*DIRECTIONS*.
[1] In the comments below about books set in Haiti, which Edwidge Danticat novel did Najela read for class?
[2] Return the passage from the comments about books set in Haiti, word for word, from "Anyway, I despise" to "to finish it.".

*DOCUMENT TEXT*.

After the earthquake in Haiti I spent a week reviewing YA/MG books set in Haiti or about Haitain Americans (Danticat has another MG, called Behind the Mountains I think) and this is one of the books I read. It has me even more curious to read Edwidge Danticat's adult novels, which one did you read? I think I may pick up Krik, Krack first.

Anyway, I despise that we celebrate Christopher Columbus day but I admit, I like my day off =/ However he did some truly despicable things so I would give up my day off with much less grumbling if we stopped celebrating him and it was explained to all kids why he shouldn't be celebrated.

Not much happened at first but it was nice just to develop a feel for Haiti so early on and get a sense of what daily life was like. There is an inevitable air of sadness I felt as a reader.

Najela said...

That's awesome. I wish I would have done that, but it didn't even cross my mind to do that. I read The Dew Breaker for class. It's a beautiful novel, heartbreaking, but I didn't get a chance to finish it.

*RECORDED DATA*.
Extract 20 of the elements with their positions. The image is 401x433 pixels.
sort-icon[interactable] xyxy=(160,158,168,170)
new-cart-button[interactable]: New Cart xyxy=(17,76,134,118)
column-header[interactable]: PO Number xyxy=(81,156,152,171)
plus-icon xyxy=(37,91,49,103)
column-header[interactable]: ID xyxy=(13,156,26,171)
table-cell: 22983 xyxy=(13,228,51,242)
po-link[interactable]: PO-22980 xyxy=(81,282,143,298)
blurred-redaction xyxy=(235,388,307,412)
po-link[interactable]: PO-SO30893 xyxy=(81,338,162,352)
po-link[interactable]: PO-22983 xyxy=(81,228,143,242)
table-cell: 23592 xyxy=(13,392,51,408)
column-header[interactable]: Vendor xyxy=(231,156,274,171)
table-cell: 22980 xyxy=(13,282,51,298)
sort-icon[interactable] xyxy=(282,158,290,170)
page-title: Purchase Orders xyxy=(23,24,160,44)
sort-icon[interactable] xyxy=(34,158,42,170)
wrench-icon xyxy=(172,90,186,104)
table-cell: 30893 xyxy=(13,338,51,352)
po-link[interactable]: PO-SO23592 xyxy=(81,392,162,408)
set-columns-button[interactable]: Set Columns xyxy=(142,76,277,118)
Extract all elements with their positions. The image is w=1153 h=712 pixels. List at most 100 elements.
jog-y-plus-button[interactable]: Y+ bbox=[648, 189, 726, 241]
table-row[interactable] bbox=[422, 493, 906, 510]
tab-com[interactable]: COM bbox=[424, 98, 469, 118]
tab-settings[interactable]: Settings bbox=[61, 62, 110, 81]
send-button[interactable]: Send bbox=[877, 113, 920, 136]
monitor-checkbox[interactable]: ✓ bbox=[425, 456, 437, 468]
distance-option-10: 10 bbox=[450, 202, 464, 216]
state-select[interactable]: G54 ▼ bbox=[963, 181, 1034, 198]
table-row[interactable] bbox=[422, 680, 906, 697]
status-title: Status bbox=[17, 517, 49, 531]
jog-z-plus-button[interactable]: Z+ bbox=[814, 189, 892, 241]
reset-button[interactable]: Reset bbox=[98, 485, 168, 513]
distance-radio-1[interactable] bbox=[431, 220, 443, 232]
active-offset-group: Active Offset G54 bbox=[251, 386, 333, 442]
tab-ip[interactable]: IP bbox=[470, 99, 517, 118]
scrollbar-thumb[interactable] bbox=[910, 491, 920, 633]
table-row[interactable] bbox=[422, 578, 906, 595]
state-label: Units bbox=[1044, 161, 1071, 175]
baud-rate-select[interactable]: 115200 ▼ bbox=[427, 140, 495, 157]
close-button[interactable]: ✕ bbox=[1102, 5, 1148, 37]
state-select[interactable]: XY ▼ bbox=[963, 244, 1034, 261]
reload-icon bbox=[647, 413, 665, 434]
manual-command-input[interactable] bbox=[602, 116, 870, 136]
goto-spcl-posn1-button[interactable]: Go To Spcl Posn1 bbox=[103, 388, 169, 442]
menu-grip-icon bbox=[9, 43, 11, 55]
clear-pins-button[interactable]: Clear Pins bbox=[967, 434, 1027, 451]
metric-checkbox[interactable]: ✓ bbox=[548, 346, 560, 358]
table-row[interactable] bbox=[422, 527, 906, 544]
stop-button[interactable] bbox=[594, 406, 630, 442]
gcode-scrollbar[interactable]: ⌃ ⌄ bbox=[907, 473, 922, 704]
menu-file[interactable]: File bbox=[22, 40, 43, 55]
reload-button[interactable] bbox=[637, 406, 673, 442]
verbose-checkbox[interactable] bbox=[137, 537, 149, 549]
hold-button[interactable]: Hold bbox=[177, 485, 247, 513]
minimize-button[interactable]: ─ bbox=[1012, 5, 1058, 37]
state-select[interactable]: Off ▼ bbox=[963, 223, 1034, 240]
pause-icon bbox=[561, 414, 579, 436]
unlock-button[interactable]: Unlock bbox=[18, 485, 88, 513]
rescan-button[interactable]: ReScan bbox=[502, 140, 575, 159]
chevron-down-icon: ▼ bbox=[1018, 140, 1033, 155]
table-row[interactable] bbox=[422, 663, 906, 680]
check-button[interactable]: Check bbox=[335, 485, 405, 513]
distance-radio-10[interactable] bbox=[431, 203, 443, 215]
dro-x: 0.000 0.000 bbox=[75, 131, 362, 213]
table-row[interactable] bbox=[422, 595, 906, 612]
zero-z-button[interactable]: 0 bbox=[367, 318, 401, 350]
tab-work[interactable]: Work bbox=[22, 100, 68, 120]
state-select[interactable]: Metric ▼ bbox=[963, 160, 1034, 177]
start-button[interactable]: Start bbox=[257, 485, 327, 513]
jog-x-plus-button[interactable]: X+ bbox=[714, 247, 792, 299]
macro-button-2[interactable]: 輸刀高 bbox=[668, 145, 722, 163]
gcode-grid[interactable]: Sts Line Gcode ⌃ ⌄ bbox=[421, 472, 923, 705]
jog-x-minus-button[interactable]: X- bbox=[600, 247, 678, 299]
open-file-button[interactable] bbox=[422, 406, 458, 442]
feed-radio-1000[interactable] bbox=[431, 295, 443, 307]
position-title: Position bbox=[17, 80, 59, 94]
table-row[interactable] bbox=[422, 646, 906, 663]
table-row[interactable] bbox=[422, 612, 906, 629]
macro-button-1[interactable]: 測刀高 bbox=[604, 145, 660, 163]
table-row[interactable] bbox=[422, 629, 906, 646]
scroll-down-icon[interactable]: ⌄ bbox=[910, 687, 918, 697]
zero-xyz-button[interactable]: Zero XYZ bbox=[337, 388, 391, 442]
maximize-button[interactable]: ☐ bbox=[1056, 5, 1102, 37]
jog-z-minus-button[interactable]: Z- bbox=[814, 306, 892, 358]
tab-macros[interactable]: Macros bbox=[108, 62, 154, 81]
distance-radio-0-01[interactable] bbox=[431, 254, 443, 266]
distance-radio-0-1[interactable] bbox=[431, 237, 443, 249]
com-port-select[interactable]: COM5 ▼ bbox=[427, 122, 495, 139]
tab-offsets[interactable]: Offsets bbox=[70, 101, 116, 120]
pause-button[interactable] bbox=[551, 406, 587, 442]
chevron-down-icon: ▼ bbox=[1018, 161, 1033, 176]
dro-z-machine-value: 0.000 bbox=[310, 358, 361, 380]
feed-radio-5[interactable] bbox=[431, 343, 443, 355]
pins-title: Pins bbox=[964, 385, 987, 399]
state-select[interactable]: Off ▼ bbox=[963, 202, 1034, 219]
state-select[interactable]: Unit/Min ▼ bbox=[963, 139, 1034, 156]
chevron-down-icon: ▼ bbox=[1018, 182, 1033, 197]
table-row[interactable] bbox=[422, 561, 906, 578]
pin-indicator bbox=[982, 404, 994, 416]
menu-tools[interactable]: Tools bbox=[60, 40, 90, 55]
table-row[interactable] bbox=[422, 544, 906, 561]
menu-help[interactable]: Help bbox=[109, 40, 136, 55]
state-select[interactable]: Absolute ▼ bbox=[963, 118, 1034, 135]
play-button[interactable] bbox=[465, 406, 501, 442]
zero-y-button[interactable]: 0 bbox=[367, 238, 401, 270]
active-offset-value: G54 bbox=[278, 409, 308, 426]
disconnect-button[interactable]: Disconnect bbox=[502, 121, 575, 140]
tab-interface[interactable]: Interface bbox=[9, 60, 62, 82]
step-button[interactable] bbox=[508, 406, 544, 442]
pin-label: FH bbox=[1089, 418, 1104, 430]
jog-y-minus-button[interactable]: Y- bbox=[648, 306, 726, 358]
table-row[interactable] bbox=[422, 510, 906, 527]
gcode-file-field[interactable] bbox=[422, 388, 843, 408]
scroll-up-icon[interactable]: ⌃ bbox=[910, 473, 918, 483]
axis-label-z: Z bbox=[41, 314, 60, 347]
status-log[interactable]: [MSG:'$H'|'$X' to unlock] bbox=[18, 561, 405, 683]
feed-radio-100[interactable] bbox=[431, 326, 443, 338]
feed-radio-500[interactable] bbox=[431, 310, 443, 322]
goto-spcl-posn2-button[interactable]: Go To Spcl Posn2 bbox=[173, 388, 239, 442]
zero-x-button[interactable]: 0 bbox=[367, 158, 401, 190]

*THE RESULTS*.
[1] The Dew Breaker

[2]
Anyway, I despise that we celebrate Christopher Columbus day but I admit, I like my day off =/ However he did some truly despicable things so I would give up my day off with much less grumbling if we stopped celebrating him and it was explained to all kids why he shouldn't be celebrated.

Not much happened at first but it was nice just to develop a feel for Haiti so early on and get a sense of what daily life was like. There is an inevitable air of sadness I felt as a reader.

Najela said...

That's awesome. I wish I would have done that, but it didn't even cross my mind to do that. I read The Dew Breaker for class. It's a beautiful novel, heartbreaking, but I didn't get a chance to finish it.